* **TASK DETAILS**:
Reproduce every entry exactly as shown.

* **INPUT RECORDS**:
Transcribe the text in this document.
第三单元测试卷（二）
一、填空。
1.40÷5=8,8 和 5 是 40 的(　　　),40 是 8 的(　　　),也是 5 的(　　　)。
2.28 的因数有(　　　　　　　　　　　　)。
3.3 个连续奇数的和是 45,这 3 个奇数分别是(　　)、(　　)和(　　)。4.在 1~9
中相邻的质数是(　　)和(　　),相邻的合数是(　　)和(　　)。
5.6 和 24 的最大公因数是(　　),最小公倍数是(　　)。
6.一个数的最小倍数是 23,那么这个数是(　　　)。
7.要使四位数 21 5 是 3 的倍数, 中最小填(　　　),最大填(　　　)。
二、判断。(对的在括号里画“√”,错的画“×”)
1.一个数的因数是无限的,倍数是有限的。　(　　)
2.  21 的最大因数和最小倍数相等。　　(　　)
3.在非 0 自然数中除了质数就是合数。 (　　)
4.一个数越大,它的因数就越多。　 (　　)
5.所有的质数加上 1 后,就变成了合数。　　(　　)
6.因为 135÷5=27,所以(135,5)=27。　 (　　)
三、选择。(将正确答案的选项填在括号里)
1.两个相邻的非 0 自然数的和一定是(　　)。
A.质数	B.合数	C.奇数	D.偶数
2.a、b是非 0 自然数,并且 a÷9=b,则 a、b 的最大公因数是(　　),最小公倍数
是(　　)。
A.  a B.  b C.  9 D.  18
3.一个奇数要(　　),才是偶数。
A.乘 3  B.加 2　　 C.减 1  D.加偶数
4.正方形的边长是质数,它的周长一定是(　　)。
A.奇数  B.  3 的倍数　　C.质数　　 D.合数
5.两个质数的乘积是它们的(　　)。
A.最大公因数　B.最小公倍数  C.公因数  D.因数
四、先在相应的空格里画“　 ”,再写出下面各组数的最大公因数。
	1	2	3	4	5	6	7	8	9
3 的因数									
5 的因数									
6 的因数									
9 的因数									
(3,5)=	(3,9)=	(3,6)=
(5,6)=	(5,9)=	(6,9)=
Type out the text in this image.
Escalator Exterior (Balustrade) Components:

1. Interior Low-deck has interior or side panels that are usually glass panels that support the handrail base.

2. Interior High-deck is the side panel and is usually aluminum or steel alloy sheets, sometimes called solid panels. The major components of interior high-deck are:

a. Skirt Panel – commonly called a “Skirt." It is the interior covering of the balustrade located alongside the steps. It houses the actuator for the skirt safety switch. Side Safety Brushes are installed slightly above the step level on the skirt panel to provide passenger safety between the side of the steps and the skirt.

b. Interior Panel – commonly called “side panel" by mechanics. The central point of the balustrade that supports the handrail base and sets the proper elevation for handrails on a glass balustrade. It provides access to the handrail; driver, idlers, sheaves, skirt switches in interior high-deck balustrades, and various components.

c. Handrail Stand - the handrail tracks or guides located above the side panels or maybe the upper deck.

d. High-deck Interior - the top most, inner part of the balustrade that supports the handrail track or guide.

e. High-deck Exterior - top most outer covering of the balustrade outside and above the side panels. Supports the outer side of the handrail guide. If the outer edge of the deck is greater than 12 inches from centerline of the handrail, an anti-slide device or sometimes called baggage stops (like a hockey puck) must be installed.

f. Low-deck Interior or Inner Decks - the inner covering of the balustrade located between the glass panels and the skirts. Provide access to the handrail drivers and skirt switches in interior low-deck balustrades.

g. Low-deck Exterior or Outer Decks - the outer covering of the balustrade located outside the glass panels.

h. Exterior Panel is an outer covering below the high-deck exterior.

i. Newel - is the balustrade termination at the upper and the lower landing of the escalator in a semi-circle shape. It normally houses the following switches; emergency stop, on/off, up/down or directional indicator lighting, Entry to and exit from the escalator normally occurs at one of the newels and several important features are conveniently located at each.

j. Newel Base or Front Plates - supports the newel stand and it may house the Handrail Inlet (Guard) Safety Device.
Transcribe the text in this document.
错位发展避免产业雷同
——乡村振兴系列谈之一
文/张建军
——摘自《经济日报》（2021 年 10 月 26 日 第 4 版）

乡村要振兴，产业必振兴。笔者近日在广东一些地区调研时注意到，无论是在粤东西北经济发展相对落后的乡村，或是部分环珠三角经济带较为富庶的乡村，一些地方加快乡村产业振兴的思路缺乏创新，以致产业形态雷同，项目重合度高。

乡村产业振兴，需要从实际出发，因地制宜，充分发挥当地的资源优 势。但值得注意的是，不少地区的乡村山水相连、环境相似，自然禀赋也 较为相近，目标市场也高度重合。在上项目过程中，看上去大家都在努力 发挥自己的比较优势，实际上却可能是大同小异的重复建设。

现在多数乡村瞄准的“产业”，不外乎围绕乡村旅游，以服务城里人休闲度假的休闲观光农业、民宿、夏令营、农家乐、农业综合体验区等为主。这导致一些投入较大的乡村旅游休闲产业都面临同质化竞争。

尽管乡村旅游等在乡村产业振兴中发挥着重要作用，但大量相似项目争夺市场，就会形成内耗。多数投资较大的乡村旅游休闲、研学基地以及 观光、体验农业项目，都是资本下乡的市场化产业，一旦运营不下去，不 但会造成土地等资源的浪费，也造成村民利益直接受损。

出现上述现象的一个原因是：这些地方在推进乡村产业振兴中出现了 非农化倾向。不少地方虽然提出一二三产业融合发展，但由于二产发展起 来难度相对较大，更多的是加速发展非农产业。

* **TASK ANSWER**:
Transcribe the text in this document.
第三单元测试卷（二）
一、填空。
1.40÷5=8,8 和 5 是 40 的(　　　),40 是 8 的(　　　),也是 5 的(　　　)。
2.28 的因数有(　　　　　　　　　　　　)。
3.3 个连续奇数的和是 45,这 3 个奇数分别是(　　)、(　　)和(　　)。4.在 1~9
中相邻的质数是(　　)和(　　),相邻的合数是(　　)和(　　)。
5.6 和 24 的最大公因数是(　　),最小公倍数是(　　)。
6.一个数的最小倍数是 23,那么这个数是(　　　)。
7.要使四位数 21 5 是 3 的倍数, 中最小填(　　　),最大填(　　　)。
二、判断。(对的在括号里画“√”,错的画“×”)
1.一个数的因数是无限的,倍数是有限的。　(　　)
2.  21 的最大因数和最小倍数相等。　　(　　)
3.在非 0 自然数中除了质数就是合数。 (　　)
4.一个数越大,它的因数就越多。　 (　　)
5.所有的质数加上 1 后,就变成了合数。　　(　　)
6.因为 135÷5=27,所以(135,5)=27。　 (　　)
三、选择。(将正确答案的选项填在括号里)
1.两个相邻的非 0 自然数的和一定是(　　)。
A.质数	B.合数	C.奇数	D.偶数
2.a、b是非 0 自然数,并且 a÷9=b,则 a、b 的最大公因数是(　　),最小公倍数
是(　　)。
A.  a B.  b C.  9 D.  18
3.一个奇数要(　　),才是偶数。
A.乘 3  B.加 2　　 C.减 1  D.加偶数
4.正方形的边长是质数,它的周长一定是(　　)。
A.奇数  B.  3 的倍数　　C.质数　　 D.合数
5.两个质数的乘积是它们的(　　)。
A.最大公因数　B.最小公倍数  C.公因数  D.因数
四、先在相应的空格里画“　 ”,再写出下面各组数的最大公因数。
	1	2	3	4	5	6	7	8	9
3 的因数									
5 的因数									
6 的因数									
9 的因数									
(3,5)=	(3,9)=	(3,6)=
(5,6)=	(5,9)=	(6,9)=
Type out the text in this image.
Escalator Exterior (Balustrade) Components:

1. Interior Low-deck has interior or side panels that are usually glass panels that support the handrail base.

2. Interior High-deck is the side panel and is usually aluminum or steel alloy sheets, sometimes called solid panels. The major components of interior high-deck are:

a. Skirt Panel – commonly called a “Skirt." It is the interior covering of the balustrade located alongside the steps. It houses the actuator for the skirt safety switch. Side Safety Brushes are installed slightly above the step level on the skirt panel to provide passenger safety between the side of the steps and the skirt.

b. Interior Panel – commonly called “side panel" by mechanics. The central point of the balustrade that supports the handrail base and sets the proper elevation for handrails on a glass balustrade. It provides access to the handrail; driver, idlers, sheaves, skirt switches in interior high-deck balustrades, and various components.

c. Handrail Stand - the handrail tracks or guides located above the side panels or maybe the upper deck.

d. High-deck Interior - the top most, inner part of the balustrade that supports the handrail track or guide.

e. High-deck Exterior - top most outer covering of the balustrade outside and above the side panels. Supports the outer side of the handrail guide. If the outer edge of the deck is greater than 12 inches from centerline of the handrail, an anti-slide device or sometimes called baggage stops (like a hockey puck) must be installed.

f. Low-deck Interior or Inner Decks - the inner covering of the balustrade located between the glass panels and the skirts. Provide access to the handrail drivers and skirt switches in interior low-deck balustrades.

g. Low-deck Exterior or Outer Decks - the outer covering of the balustrade located outside the glass panels.

h. Exterior Panel is an outer covering below the high-deck exterior.

i. Newel - is the balustrade termination at the upper and the lower landing of the escalator in a semi-circle shape. It normally houses the following switches; emergency stop, on/off, up/down or directional indicator lighting, Entry to and exit from the escalator normally occurs at one of the newels and several important features are conveniently located at each.

j. Newel Base or Front Plates - supports the newel stand and it may house the Handrail Inlet (Guard) Safety Device.
Transcribe the text in this document.
错位发展避免产业雷同
——乡村振兴系列谈之一
文/张建军
——摘自《经济日报》（2021 年 10 月 26 日 第 4 版）

乡村要振兴，产业必振兴。笔者近日在广东一些地区调研时注意到，无论是在粤东西北经济发展相对落后的乡村，或是部分环珠三角经济带较为富庶的乡村，一些地方加快乡村产业振兴的思路缺乏创新，以致产业形态雷同，项目重合度高。

乡村产业振兴，需要从实际出发，因地制宜，充分发挥当地的资源优 势。但值得注意的是，不少地区的乡村山水相连、环境相似，自然禀赋也 较为相近，目标市场也高度重合。在上项目过程中，看上去大家都在努力 发挥自己的比较优势，实际上却可能是大同小异的重复建设。

现在多数乡村瞄准的“产业”，不外乎围绕乡村旅游，以服务城里人休闲度假的休闲观光农业、民宿、夏令营、农家乐、农业综合体验区等为主。这导致一些投入较大的乡村旅游休闲产业都面临同质化竞争。

尽管乡村旅游等在乡村产业振兴中发挥着重要作用，但大量相似项目争夺市场，就会形成内耗。多数投资较大的乡村旅游休闲、研学基地以及 观光、体验农业项目，都是资本下乡的市场化产业，一旦运营不下去，不 但会造成土地等资源的浪费，也造成村民利益直接受损。

出现上述现象的一个原因是：这些地方在推进乡村产业振兴中出现了 非农化倾向。不少地方虽然提出一二三产业融合发展，但由于二产发展起 来难度相对较大，更多的是加速发展非农产业。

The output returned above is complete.